Exercise description: Return the records that follow unaltered. Omit every picture.

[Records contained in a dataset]
[Start]

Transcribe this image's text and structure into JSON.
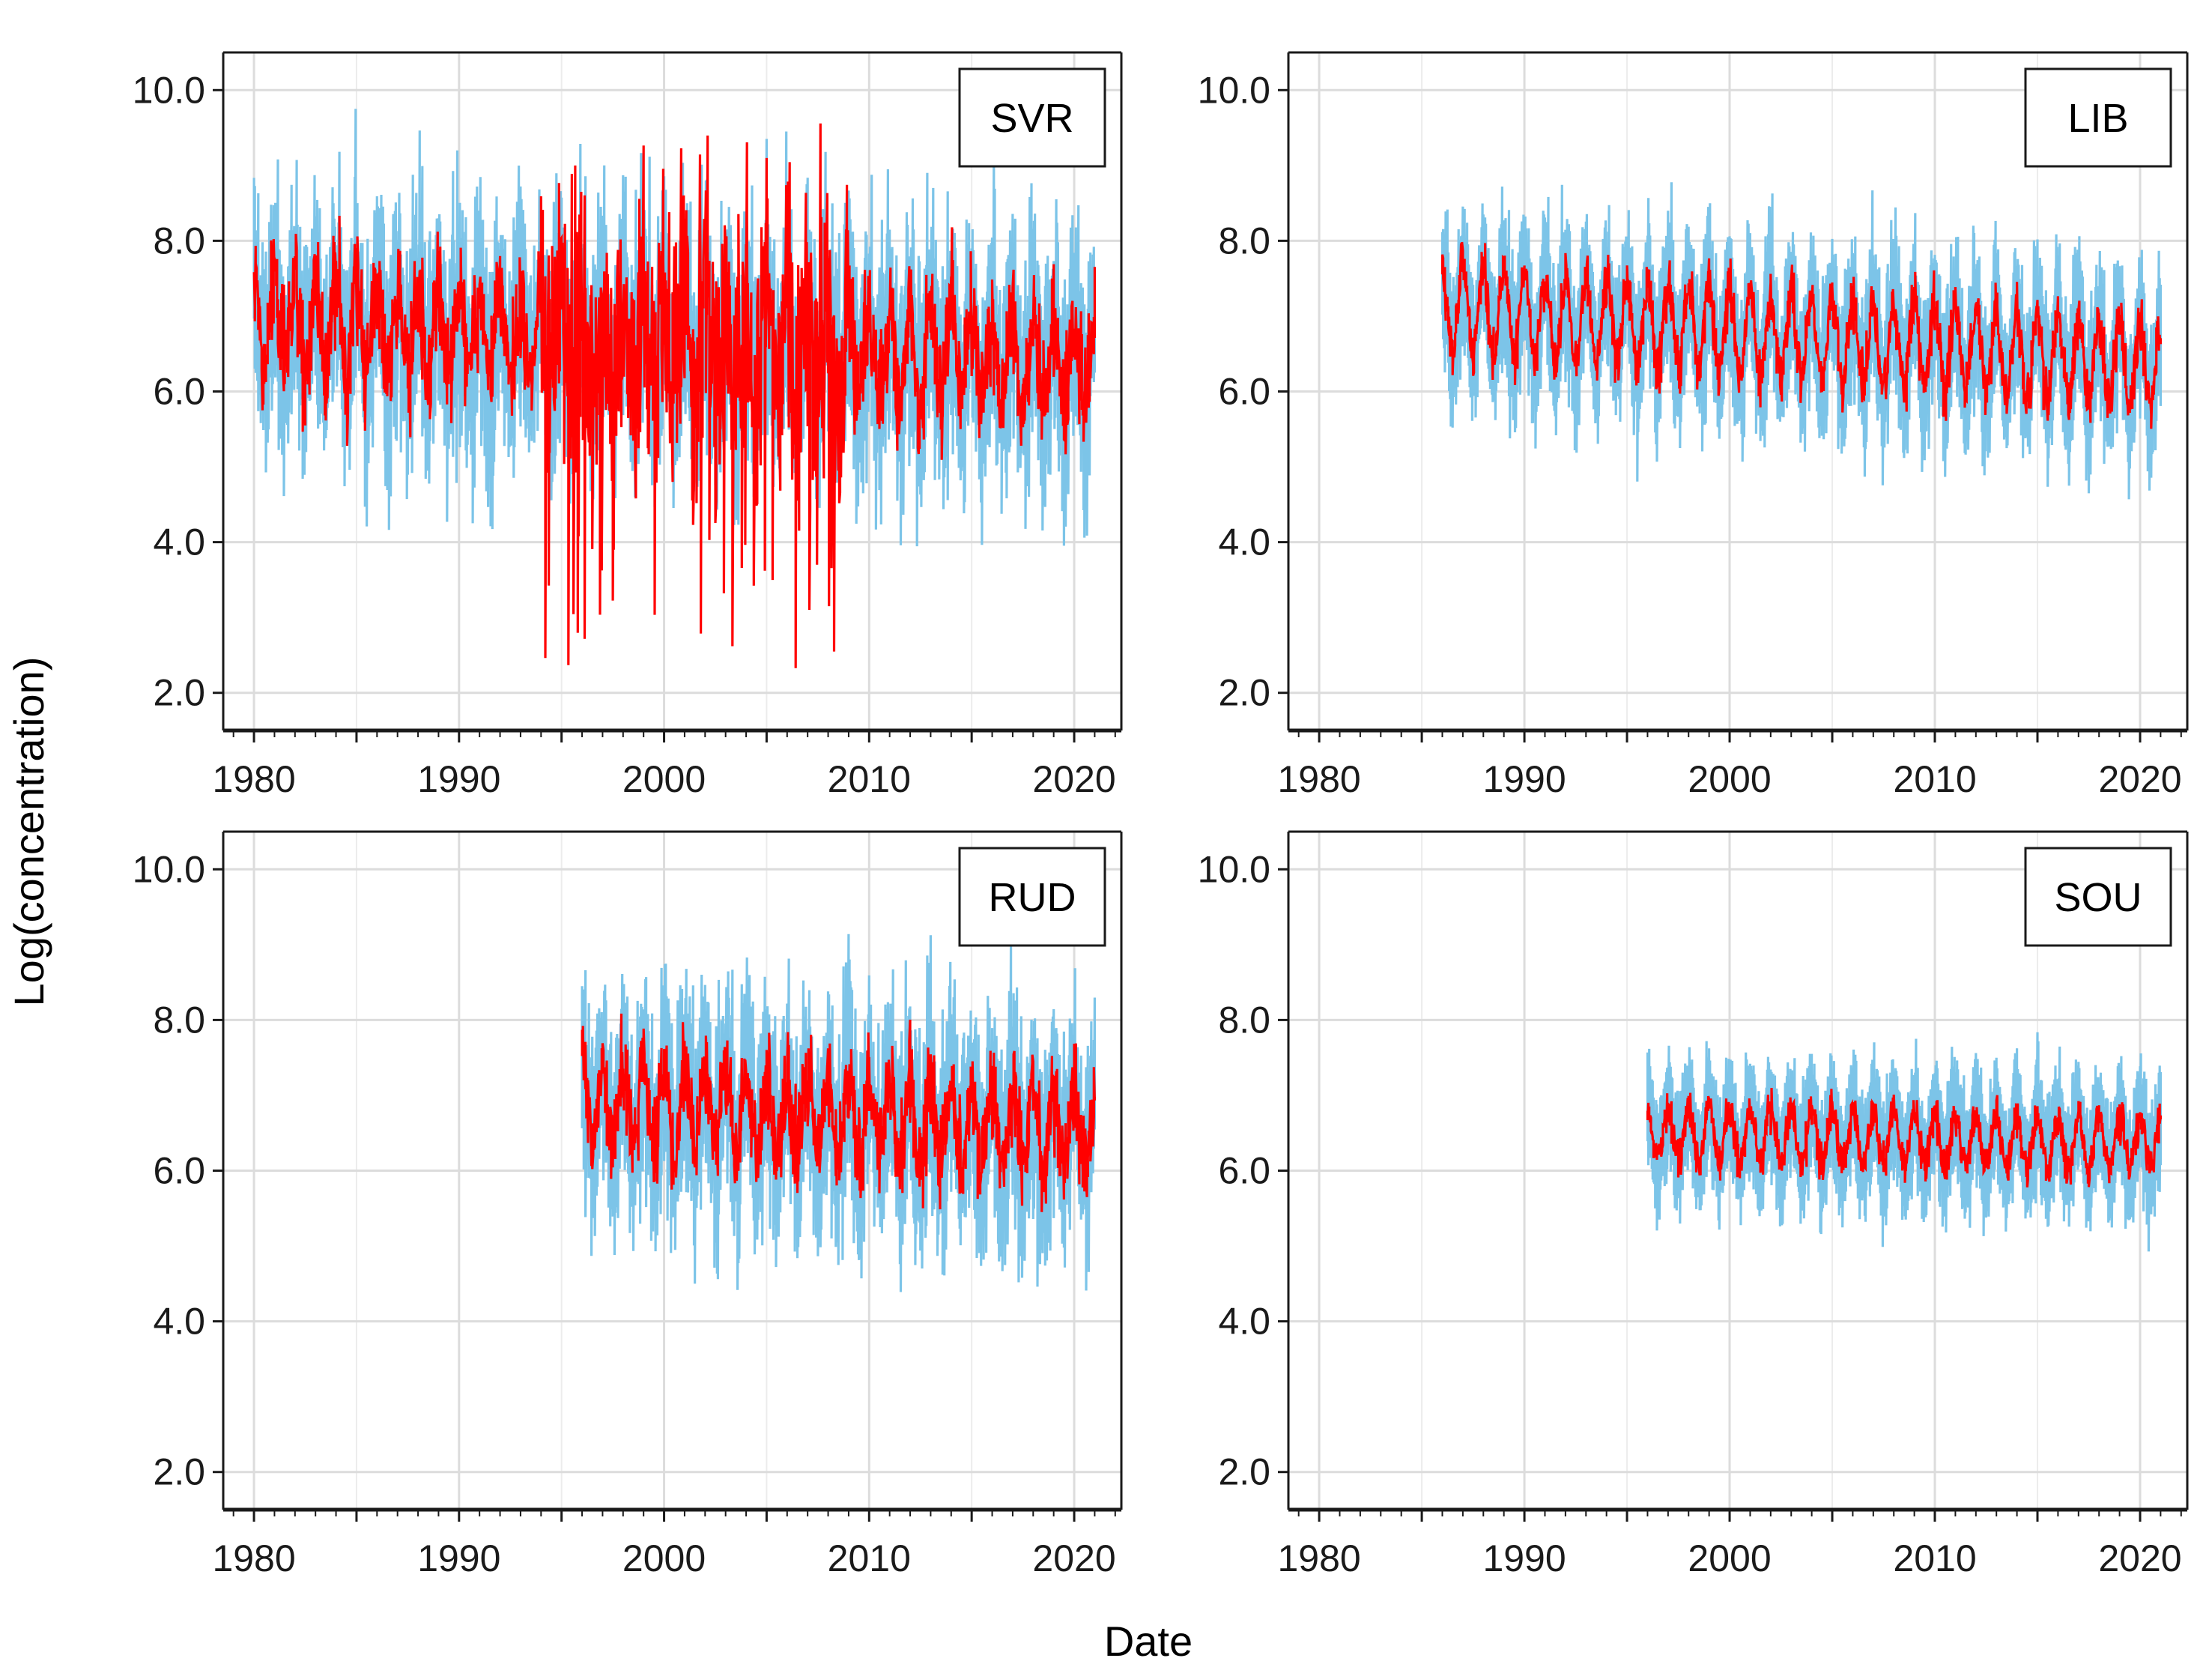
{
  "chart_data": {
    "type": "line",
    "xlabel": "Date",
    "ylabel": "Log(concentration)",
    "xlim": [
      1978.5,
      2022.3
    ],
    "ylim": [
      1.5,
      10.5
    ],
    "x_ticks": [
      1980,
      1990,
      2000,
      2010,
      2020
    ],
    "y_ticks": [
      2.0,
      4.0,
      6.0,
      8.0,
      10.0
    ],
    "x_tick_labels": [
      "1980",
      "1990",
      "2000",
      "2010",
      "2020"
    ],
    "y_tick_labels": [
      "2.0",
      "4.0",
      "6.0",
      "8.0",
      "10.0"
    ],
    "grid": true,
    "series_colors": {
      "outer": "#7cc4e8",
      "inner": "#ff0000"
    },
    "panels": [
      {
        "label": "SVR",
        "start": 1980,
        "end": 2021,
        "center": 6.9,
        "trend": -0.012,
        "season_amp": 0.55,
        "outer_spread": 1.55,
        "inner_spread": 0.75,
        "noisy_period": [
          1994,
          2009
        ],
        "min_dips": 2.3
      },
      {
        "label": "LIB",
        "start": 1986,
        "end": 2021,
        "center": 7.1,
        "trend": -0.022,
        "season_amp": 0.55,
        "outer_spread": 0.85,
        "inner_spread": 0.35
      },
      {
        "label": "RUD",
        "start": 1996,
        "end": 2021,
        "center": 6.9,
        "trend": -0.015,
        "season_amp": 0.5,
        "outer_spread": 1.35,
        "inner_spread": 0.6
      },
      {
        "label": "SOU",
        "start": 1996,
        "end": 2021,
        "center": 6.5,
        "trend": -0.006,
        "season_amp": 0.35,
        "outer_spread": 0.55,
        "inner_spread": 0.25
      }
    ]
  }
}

[End]

Solution to this exercise:
Transcribe this image's text and structure into JSON.
{
  "chart_data": {
    "type": "line",
    "xlabel": "Date",
    "ylabel": "Log(concentration)",
    "xlim": [
      1978.5,
      2022.3
    ],
    "ylim": [
      1.5,
      10.5
    ],
    "x_ticks": [
      1980,
      1990,
      2000,
      2010,
      2020
    ],
    "y_ticks": [
      2.0,
      4.0,
      6.0,
      8.0,
      10.0
    ],
    "x_tick_labels": [
      "1980",
      "1990",
      "2000",
      "2010",
      "2020"
    ],
    "y_tick_labels": [
      "2.0",
      "4.0",
      "6.0",
      "8.0",
      "10.0"
    ],
    "grid": true,
    "series_colors": {
      "outer": "#7cc4e8",
      "inner": "#ff0000"
    },
    "panels": [
      {
        "label": "SVR",
        "start": 1980,
        "end": 2021,
        "center": 6.9,
        "trend": -0.012,
        "season_amp": 0.55,
        "outer_spread": 1.55,
        "inner_spread": 0.75,
        "noisy_period": [
          1994,
          2009
        ],
        "min_dips": 2.3
      },
      {
        "label": "LIB",
        "start": 1986,
        "end": 2021,
        "center": 7.1,
        "trend": -0.022,
        "season_amp": 0.55,
        "outer_spread": 0.85,
        "inner_spread": 0.35
      },
      {
        "label": "RUD",
        "start": 1996,
        "end": 2021,
        "center": 6.9,
        "trend": -0.015,
        "season_amp": 0.5,
        "outer_spread": 1.35,
        "inner_spread": 0.6
      },
      {
        "label": "SOU",
        "start": 1996,
        "end": 2021,
        "center": 6.5,
        "trend": -0.006,
        "season_amp": 0.35,
        "outer_spread": 0.55,
        "inner_spread": 0.25
      }
    ]
  }
}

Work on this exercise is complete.